> **Text under study**:
___

Comment by kung fu zombie on 2012-02-03 14:30:00 +0000

I was a sex addict until I discovered death – and now I know that being a stiff is better than getting stiff!

Comment by Joshua Compston on 2012-02-03 16:00:58 +0000

I’m disappointed that none of the YBAs have topped themselves yet – they all ought to do it, even if they’re a bit late getting in on the act. I’m one of the few from that crowd who had the decency to die young… and I was a gallerist not an artist.

Comment by Giovanni Dadomo on 2012-02-03 16:47:49 +0000

Isn’t about time all the members of every goth and death metal band ever who are still alive topped themselves. I thought those bozos were supposed to be obsessed with death?

Comment by Gerry King on 2012-02-03 17:46:59 +0000

TERRIFIC AS ALWAYS MR HOME.

Comment by Gruppe M on 2012-02-03 18:32:45 +0000

We tried to kill Mike kelley right after the suicide of Cobain in 1994.
It was a conceptual art piece.
Now he did it. Artt.

Comment by Gruppe M on 2012-02-03 18:35:18 +0000

see as a proof SUPERBIERFRONT Issue 1994
on one of the last pages…
this is a great intervention between real artists
like us GRUPPE M and Mike Kelley.

___

In the comment thread, what did the commenter Joshua Compston say he was instead of an artist?

___

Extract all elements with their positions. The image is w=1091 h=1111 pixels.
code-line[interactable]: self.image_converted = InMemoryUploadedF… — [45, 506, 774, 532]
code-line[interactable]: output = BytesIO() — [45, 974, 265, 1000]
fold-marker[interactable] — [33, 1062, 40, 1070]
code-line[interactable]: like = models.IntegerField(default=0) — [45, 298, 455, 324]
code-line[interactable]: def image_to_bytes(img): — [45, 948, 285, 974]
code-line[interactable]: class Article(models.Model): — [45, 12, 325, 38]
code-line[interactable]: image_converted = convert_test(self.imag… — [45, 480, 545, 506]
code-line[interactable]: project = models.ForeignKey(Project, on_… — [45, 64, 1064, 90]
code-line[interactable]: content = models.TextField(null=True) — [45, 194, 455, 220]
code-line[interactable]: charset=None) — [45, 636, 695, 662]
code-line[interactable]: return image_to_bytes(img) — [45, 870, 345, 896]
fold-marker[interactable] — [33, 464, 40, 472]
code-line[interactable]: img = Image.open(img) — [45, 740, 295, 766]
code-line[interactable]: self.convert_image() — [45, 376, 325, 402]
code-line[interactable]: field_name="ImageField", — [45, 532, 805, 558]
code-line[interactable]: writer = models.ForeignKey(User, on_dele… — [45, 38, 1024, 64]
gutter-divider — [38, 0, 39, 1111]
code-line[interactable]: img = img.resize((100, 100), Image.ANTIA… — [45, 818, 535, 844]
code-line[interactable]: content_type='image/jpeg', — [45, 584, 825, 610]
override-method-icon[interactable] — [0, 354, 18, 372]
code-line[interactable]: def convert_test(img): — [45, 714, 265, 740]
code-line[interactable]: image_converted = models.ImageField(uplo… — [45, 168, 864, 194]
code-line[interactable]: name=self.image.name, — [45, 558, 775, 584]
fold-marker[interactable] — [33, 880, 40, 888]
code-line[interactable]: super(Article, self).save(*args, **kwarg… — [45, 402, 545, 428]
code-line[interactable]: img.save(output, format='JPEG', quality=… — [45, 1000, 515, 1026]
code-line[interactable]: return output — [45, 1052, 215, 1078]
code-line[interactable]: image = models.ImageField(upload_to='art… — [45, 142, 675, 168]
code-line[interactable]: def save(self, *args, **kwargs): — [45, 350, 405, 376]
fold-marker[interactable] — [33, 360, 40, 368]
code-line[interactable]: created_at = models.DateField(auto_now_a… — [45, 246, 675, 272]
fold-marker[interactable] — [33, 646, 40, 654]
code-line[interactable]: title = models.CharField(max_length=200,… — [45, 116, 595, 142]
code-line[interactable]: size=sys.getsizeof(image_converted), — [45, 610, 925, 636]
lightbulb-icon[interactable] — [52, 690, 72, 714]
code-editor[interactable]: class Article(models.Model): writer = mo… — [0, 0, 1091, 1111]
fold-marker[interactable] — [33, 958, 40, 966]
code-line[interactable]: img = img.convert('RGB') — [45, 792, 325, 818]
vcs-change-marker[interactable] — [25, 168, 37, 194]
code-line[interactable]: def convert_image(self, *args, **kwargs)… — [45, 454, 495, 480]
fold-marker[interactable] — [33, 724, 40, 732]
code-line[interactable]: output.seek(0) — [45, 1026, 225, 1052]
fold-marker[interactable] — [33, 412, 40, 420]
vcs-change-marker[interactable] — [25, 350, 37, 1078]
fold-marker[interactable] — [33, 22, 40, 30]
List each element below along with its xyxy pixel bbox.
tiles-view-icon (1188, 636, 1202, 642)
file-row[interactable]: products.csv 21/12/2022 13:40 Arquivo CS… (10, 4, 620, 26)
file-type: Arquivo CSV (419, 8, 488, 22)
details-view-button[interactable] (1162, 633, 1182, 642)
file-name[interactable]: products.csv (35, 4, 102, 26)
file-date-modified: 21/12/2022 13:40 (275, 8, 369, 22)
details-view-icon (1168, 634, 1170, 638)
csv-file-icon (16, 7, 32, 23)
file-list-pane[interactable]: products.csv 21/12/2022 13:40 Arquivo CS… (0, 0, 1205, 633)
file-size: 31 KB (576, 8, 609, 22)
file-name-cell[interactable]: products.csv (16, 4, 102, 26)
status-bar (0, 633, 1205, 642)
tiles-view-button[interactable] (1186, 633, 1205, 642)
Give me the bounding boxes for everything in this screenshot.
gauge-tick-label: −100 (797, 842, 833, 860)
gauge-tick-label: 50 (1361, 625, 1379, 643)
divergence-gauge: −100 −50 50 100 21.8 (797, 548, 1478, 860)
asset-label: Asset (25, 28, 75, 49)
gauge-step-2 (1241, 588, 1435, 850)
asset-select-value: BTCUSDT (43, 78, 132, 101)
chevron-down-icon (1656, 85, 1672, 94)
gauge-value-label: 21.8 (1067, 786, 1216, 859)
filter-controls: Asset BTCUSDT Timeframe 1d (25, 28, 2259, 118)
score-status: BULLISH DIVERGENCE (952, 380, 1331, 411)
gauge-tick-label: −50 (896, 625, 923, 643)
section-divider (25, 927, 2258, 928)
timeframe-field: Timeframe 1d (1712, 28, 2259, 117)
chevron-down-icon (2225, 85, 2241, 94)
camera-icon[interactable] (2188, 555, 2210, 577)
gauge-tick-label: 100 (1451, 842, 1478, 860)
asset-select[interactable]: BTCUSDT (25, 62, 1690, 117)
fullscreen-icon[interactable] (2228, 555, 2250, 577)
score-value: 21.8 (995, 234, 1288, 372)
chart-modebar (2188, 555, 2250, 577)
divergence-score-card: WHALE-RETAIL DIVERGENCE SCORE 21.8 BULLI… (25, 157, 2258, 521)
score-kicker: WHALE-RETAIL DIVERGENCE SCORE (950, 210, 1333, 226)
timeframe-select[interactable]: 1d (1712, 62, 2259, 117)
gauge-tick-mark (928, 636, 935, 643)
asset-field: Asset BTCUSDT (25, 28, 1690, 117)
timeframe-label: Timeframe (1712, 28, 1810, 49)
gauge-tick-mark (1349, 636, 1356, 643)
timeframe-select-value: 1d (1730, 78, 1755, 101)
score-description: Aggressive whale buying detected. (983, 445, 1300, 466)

___

> **Answer**: A gallerist.